(Stored data entries)

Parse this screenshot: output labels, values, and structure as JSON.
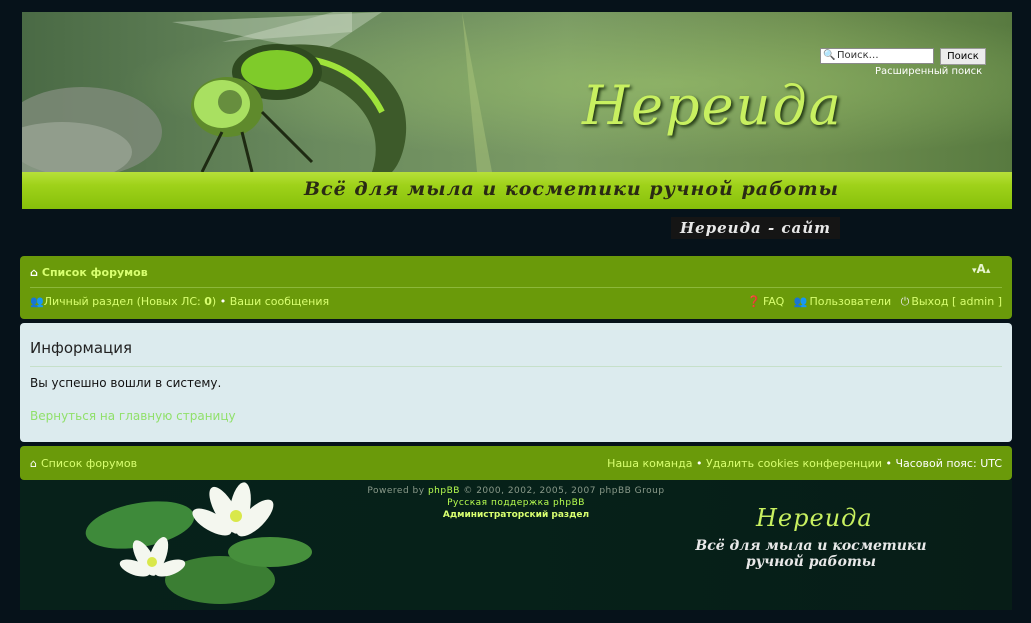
{
  "header": {
    "title": "Нереида",
    "slogan": "Всё для мыла и косметики ручной работы",
    "search_placeholder": "Поиск…",
    "search_button": "Поиск",
    "advanced_search": "Расширенный поиск",
    "site_link": "Нереида - сайт"
  },
  "navbar": {
    "forum_index": "Список форумов",
    "font_size_control": "A",
    "ucp": "Личный раздел",
    "new_pm_prefix": "(Новых ЛС:",
    "new_pm_count": "0",
    "new_pm_suffix": ")",
    "bullet": "•",
    "your_posts": "Ваши сообщения",
    "faq": "FAQ",
    "members": "Пользователи",
    "logout": "Выход",
    "logout_user": "[ admin ]"
  },
  "panel": {
    "heading": "Информация",
    "message": "Вы успешно вошли в систему.",
    "back_link": "Вернуться на главную страницу"
  },
  "footer_nav": {
    "forum_index": "Список форумов",
    "team": "Наша команда",
    "bullet": "•",
    "delete_cookies": "Удалить cookies конференции",
    "timezone_label": "Часовой пояс:",
    "timezone_value": "UTC"
  },
  "copyright": {
    "powered_prefix": "Powered by",
    "powered_brand": "phpBB",
    "powered_suffix": "© 2000, 2002, 2005, 2007 phpBB Group",
    "russian_support": "Русская поддержка phpBB",
    "admin_panel": "Администраторский раздел",
    "brand_title": "Нереида",
    "brand_slogan_line1": "Всё для мыла и косметики",
    "brand_slogan_line2": "ручной работы"
  },
  "icons": {
    "home": "home-icon",
    "ucp": "members-icon",
    "faq": "faq-icon",
    "members": "members-icon",
    "logout": "logout-icon",
    "search": "search-icon"
  },
  "colors": {
    "nav_green": "#6a9a0a",
    "link_lime": "#d8ff70",
    "panel_bg": "#dcebee",
    "page_bg": "#06121a"
  }
}
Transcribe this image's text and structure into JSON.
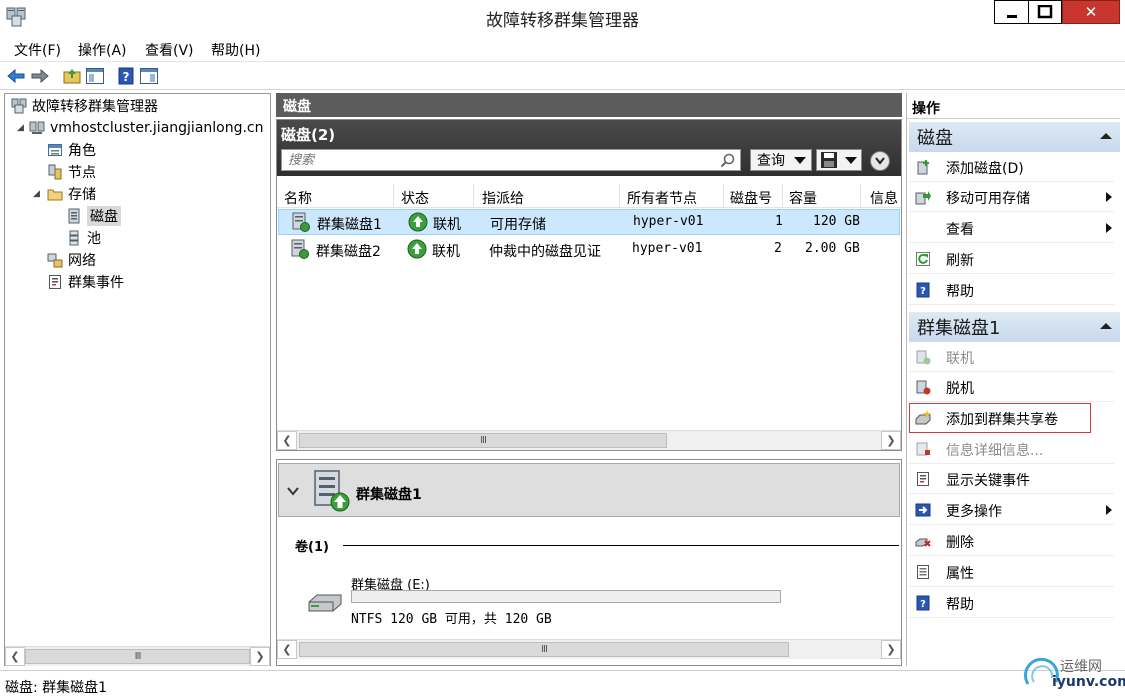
{
  "window": {
    "title": "故障转移群集管理器",
    "close_glyph": "✕"
  },
  "menu": [
    {
      "label": "文件(F)"
    },
    {
      "label": "操作(A)"
    },
    {
      "label": "查看(V)"
    },
    {
      "label": "帮助(H)"
    }
  ],
  "tree": {
    "root": "故障转移群集管理器",
    "cluster": "vmhostcluster.jiangjianlong.cn",
    "items": [
      {
        "label": "角色",
        "icon": "roles-icon"
      },
      {
        "label": "节点",
        "icon": "nodes-icon"
      },
      {
        "label": "存储",
        "icon": "storage-folder-icon"
      },
      {
        "label": "磁盘",
        "icon": "disk-icon"
      },
      {
        "label": "池",
        "icon": "pool-icon"
      },
      {
        "label": "网络",
        "icon": "network-icon"
      },
      {
        "label": "群集事件",
        "icon": "events-icon"
      }
    ],
    "scroll_glyph": "III"
  },
  "center": {
    "header": "磁盘",
    "panel_title": "磁盘(2)",
    "search_placeholder": "搜索",
    "query_label": "查询",
    "columns": [
      "名称",
      "状态",
      "指派给",
      "所有者节点",
      "磁盘号",
      "容量",
      "信息"
    ],
    "rows": [
      {
        "name": "群集磁盘1",
        "status": "联机",
        "assigned": "可用存储",
        "owner": "hyper-v01",
        "disk_no": "1",
        "capacity": "120 GB"
      },
      {
        "name": "群集磁盘2",
        "status": "联机",
        "assigned": "仲裁中的磁盘见证",
        "owner": "hyper-v01",
        "disk_no": "2",
        "capacity": "2.00 GB"
      }
    ],
    "scroll_glyph": "III"
  },
  "details": {
    "title": "群集磁盘1",
    "volumes_header": "卷(1)",
    "volume_name": "群集磁盘 (E:)",
    "volume_info": "NTFS 120 GB 可用，共 120 GB",
    "used_fraction": 0.0,
    "scroll_glyph": "III"
  },
  "actions": {
    "header": "操作",
    "sections": [
      {
        "title": "磁盘",
        "items": [
          {
            "label": "添加磁盘(D)",
            "icon": "add-disk-icon"
          },
          {
            "label": "移动可用存储",
            "icon": "move-storage-icon",
            "submenu": true
          },
          {
            "label": "查看",
            "icon": "",
            "submenu": true
          },
          {
            "label": "刷新",
            "icon": "refresh-icon"
          },
          {
            "label": "帮助",
            "icon": "help-icon"
          }
        ]
      },
      {
        "title": "群集磁盘1",
        "items": [
          {
            "label": "联机",
            "icon": "online-icon",
            "disabled": true
          },
          {
            "label": "脱机",
            "icon": "offline-icon"
          },
          {
            "label": "添加到群集共享卷",
            "icon": "add-csv-icon"
          },
          {
            "label": "信息详细信息...",
            "icon": "info-details-icon",
            "disabled": true
          },
          {
            "label": "显示关键事件",
            "icon": "critical-events-icon"
          },
          {
            "label": "更多操作",
            "icon": "more-actions-icon",
            "submenu": true
          },
          {
            "label": "删除",
            "icon": "delete-icon"
          },
          {
            "label": "属性",
            "icon": "properties-icon"
          },
          {
            "label": "帮助",
            "icon": "help-icon"
          }
        ]
      }
    ]
  },
  "status": {
    "text": "磁盘: 群集磁盘1"
  },
  "watermark": {
    "cn": "运维网",
    "url": "iyunv.com"
  },
  "colors": {
    "accent": "#26a0da",
    "selection": "#cce8ff",
    "close": "#c7372f",
    "dark_header": "#5c5c5c"
  }
}
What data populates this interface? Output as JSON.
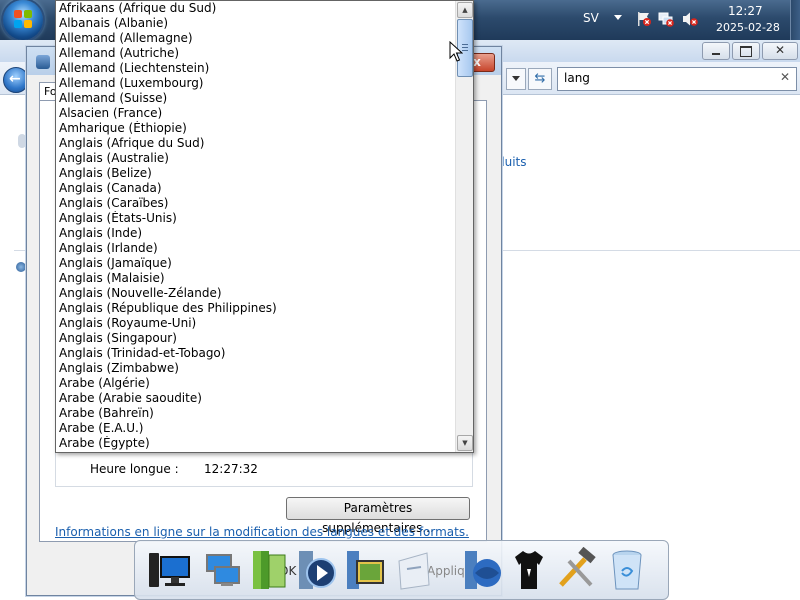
{
  "taskbar": {
    "language": "SV",
    "time": "12:27",
    "date": "2025-02-28"
  },
  "explorer": {
    "search_value": "lang",
    "link_partial": "duits"
  },
  "dialog": {
    "close_glyph": "x",
    "tab_label": "Fo",
    "heure_longue_label": "Heure longue :",
    "heure_longue_value": "12:27:32",
    "params_button": "Paramètres supplémentaires...",
    "info_link": "Informations en ligne sur la modification des langues et des formats."
  },
  "dropdown": {
    "items": [
      "Afrikaans (Afrique du Sud)",
      "Albanais (Albanie)",
      "Allemand (Allemagne)",
      "Allemand (Autriche)",
      "Allemand (Liechtenstein)",
      "Allemand (Luxembourg)",
      "Allemand (Suisse)",
      "Alsacien (France)",
      "Amharique (Éthiopie)",
      "Anglais (Afrique du Sud)",
      "Anglais (Australie)",
      "Anglais (Belize)",
      "Anglais (Canada)",
      "Anglais (Caraïbes)",
      "Anglais (États-Unis)",
      "Anglais (Inde)",
      "Anglais (Irlande)",
      "Anglais (Jamaïque)",
      "Anglais (Malaisie)",
      "Anglais (Nouvelle-Zélande)",
      "Anglais (République des Philippines)",
      "Anglais (Royaume-Uni)",
      "Anglais (Singapour)",
      "Anglais (Trinidad-et-Tobago)",
      "Anglais (Zimbabwe)",
      "Arabe (Algérie)",
      "Arabe (Arabie saoudite)",
      "Arabe (Bahreïn)",
      "Arabe (E.A.U.)",
      "Arabe (Égypte)"
    ]
  },
  "dock": {
    "ok_ghost": "OK",
    "apply_ghost": "Appliquer"
  }
}
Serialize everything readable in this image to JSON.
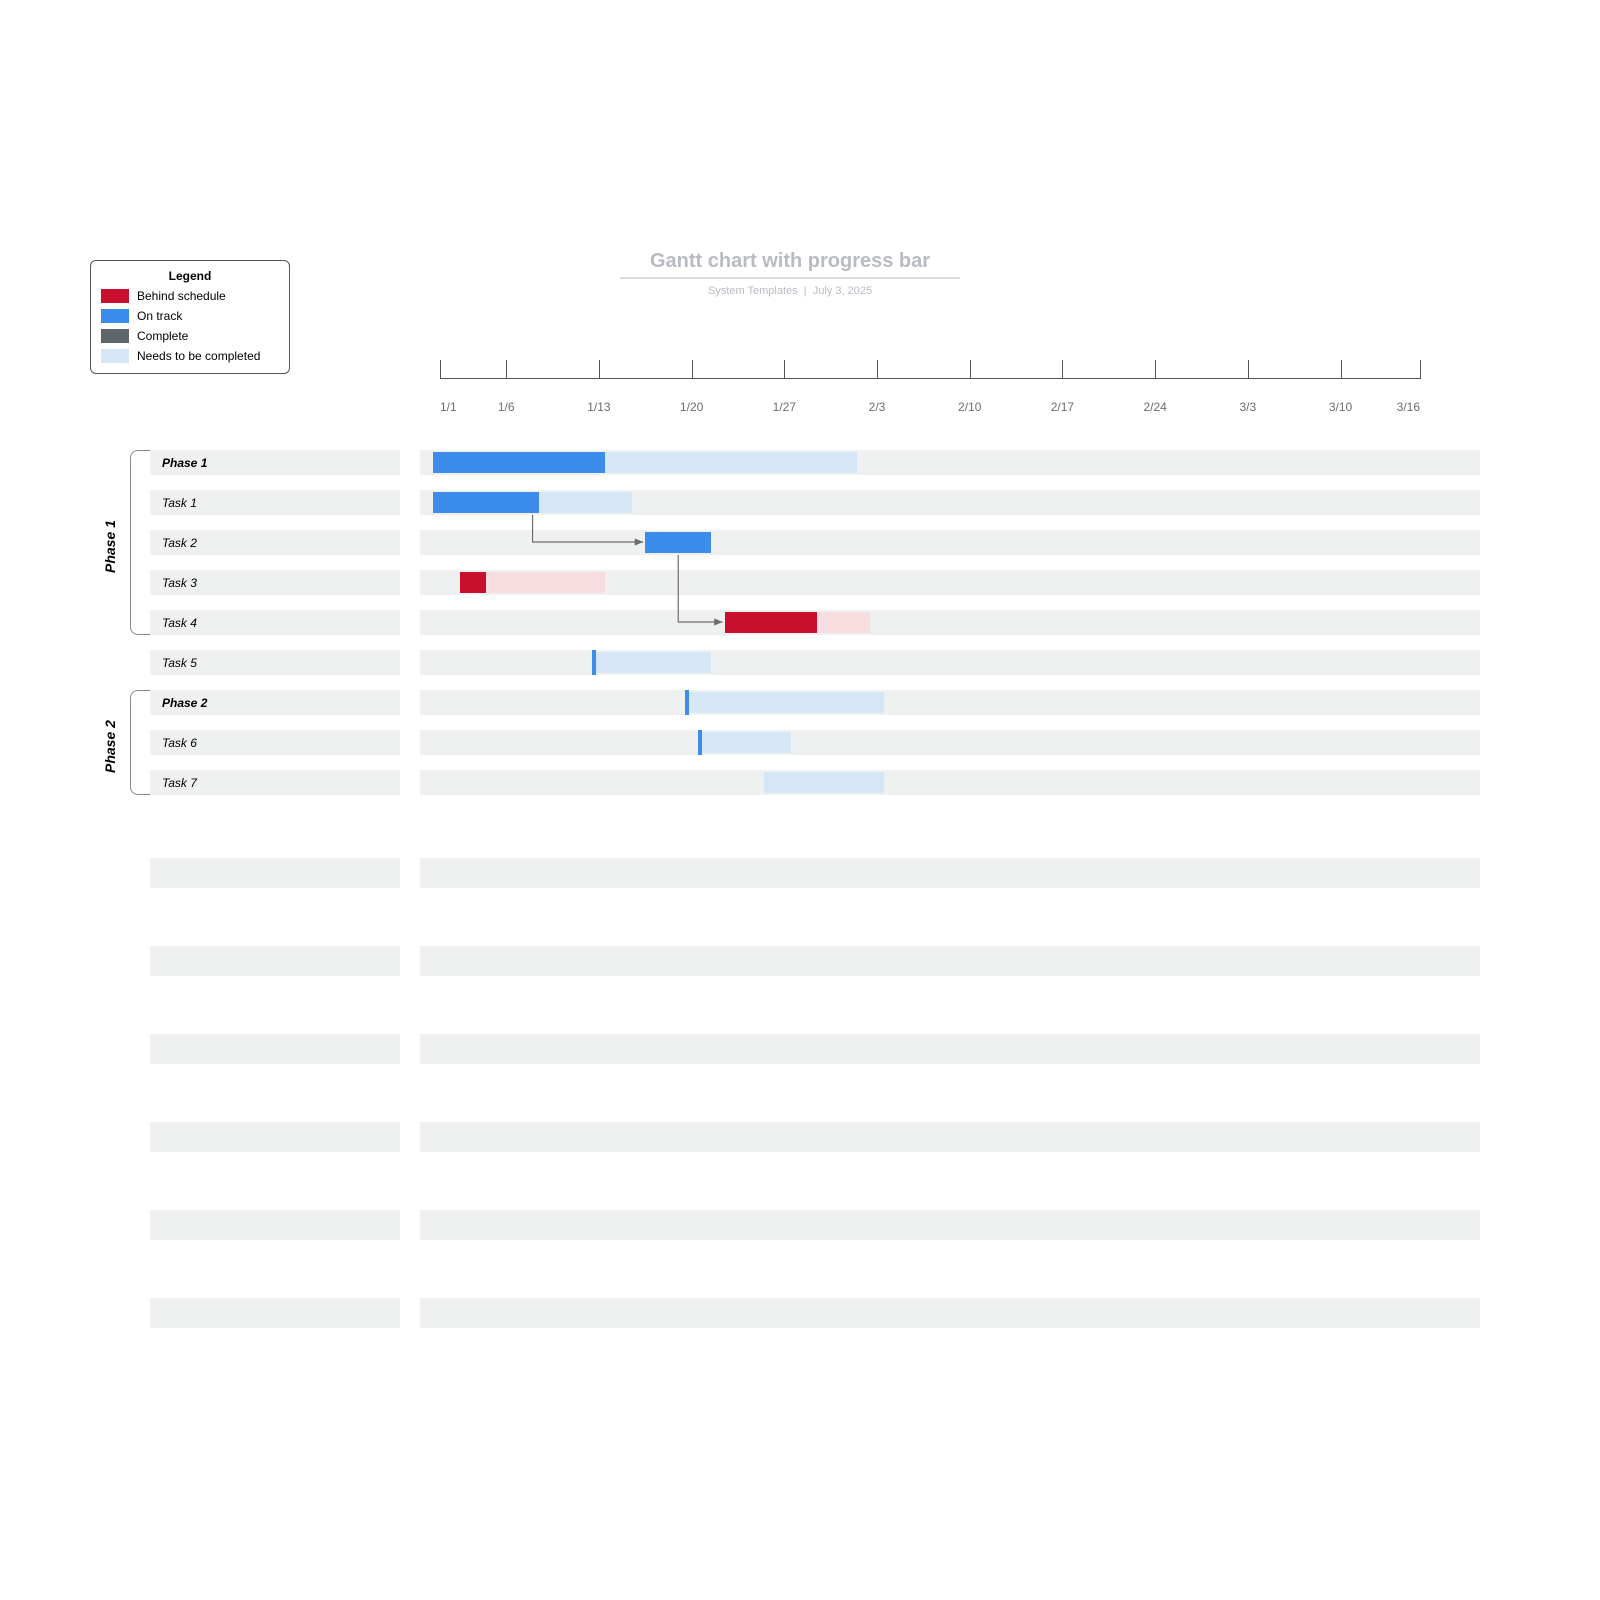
{
  "title": "Gantt chart with progress bar",
  "subtitle_left": "System Templates",
  "subtitle_right": "July 3, 2025",
  "legend": {
    "title": "Legend",
    "items": [
      {
        "label": "Behind schedule",
        "color": "#c8102e"
      },
      {
        "label": "On track",
        "color": "#3b8ceb"
      },
      {
        "label": "Complete",
        "color": "#5d646c"
      },
      {
        "label": "Needs to be completed",
        "color": "#d7e6f7"
      }
    ]
  },
  "phase_groups": [
    {
      "label": "Phase 1",
      "rows": [
        0,
        1,
        2,
        3,
        4
      ]
    },
    {
      "label": "Phase 2",
      "rows": [
        6,
        7,
        8
      ]
    }
  ],
  "timeline_dates": [
    "1/1",
    "1/6",
    "1/13",
    "1/20",
    "1/27",
    "2/3",
    "2/10",
    "2/17",
    "2/24",
    "3/3",
    "3/10",
    "3/16"
  ],
  "chart_data": {
    "type": "gantt",
    "x_axis": {
      "start": "1/1",
      "end": "3/16",
      "ticks": [
        "1/1",
        "1/6",
        "1/13",
        "1/20",
        "1/27",
        "2/3",
        "2/10",
        "2/17",
        "2/24",
        "3/3",
        "3/10",
        "3/16"
      ]
    },
    "status_colors": {
      "behind": {
        "progress": "#c8102e",
        "remaining": "#f7dde0"
      },
      "ontrack": {
        "progress": "#3b8ceb",
        "remaining": "#d7e6f7"
      },
      "complete": {
        "progress": "#5d646c",
        "remaining": "#d5d8dc"
      }
    },
    "tasks": [
      {
        "name": "Phase 1",
        "bold": true,
        "start": "1/2",
        "end": "2/3",
        "progress_end": "1/15",
        "status": "ontrack"
      },
      {
        "name": "Task 1",
        "start": "1/2",
        "end": "1/17",
        "progress_end": "1/10",
        "status": "ontrack"
      },
      {
        "name": "Task 2",
        "start": "1/18",
        "end": "1/23",
        "progress_end": "1/23",
        "status": "ontrack"
      },
      {
        "name": "Task 3",
        "start": "1/4",
        "end": "1/15",
        "progress_end": "1/6",
        "status": "behind"
      },
      {
        "name": "Task 4",
        "start": "1/24",
        "end": "2/4",
        "progress_end": "1/31",
        "status": "behind"
      },
      {
        "name": "Task 5",
        "start": "1/14",
        "end": "1/23",
        "progress_end": "1/14",
        "status": "ontrack",
        "tick_only": true
      },
      {
        "name": "Phase 2",
        "bold": true,
        "start": "1/21",
        "end": "2/5",
        "progress_end": "1/21",
        "status": "ontrack",
        "tick_only": true
      },
      {
        "name": "Task 6",
        "start": "1/22",
        "end": "1/29",
        "progress_end": "1/22",
        "status": "ontrack",
        "tick_only": true
      },
      {
        "name": "Task 7",
        "start": "1/27",
        "end": "2/5",
        "progress_end": "1/27",
        "status": "ontrack",
        "no_tick": true
      }
    ],
    "dependencies": [
      {
        "from": "Task 1",
        "to": "Task 2"
      },
      {
        "from": "Task 2",
        "to": "Task 4"
      }
    ],
    "empty_row_pairs_after": 6
  }
}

DO THIS:
Find the lines containing "members" and list every one of them.

RESULT OF THIS EXERCISE:
    "members": "Пользователи",
    "ucp": "members-icon",
    "members": "members-icon",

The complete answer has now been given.